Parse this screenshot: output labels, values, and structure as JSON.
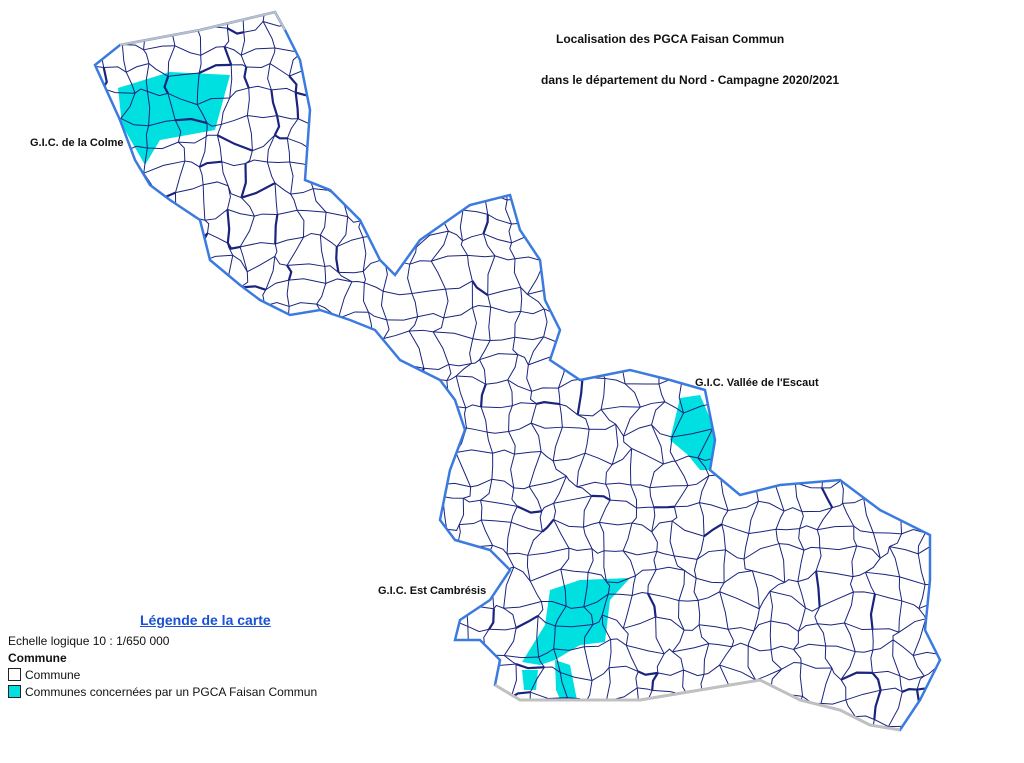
{
  "title": {
    "line1": "Localisation des PGCA Faisan Commun",
    "line2": "dans le département du Nord - Campagne 2020/2021"
  },
  "labels": {
    "colme": "G.I.C. de la Colme",
    "escaut": "G.I.C. Vallée de l'Escaut",
    "cambresis": "G.I.C. Est Cambrésis"
  },
  "legend": {
    "title": "Légende de la carte",
    "scale": "Echelle logique 10 : 1/650 000",
    "group": "Commune",
    "items": [
      {
        "label": "Commune",
        "color": "#ffffff"
      },
      {
        "label": "Communes concernées par un PGCA Faisan Commun",
        "color": "#00e0e0"
      }
    ]
  },
  "colors": {
    "commune_border": "#1a237e",
    "border_belgium": "#3b7be0",
    "border_south": "#c0c0c0",
    "highlight": "#00e0e0"
  }
}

-- -- --

» WRITTEN PROBLEM
Please repeat the entries exactly. Do not include the pictures.

» ANSWER TO THIS TASK
Parse this screenshot: output labels, values, and structure as JSON.
{
  "title": {
    "line1": "Localisation des PGCA Faisan Commun",
    "line2": "dans le département du Nord - Campagne 2020/2021"
  },
  "labels": {
    "colme": "G.I.C. de la Colme",
    "escaut": "G.I.C. Vallée de l'Escaut",
    "cambresis": "G.I.C. Est Cambrésis"
  },
  "legend": {
    "title": "Légende de la carte",
    "scale": "Echelle logique 10 : 1/650 000",
    "group": "Commune",
    "items": [
      {
        "label": "Commune",
        "color": "#ffffff"
      },
      {
        "label": "Communes concernées par un PGCA Faisan Commun",
        "color": "#00e0e0"
      }
    ]
  },
  "colors": {
    "commune_border": "#1a237e",
    "border_belgium": "#3b7be0",
    "border_south": "#c0c0c0",
    "highlight": "#00e0e0"
  }
}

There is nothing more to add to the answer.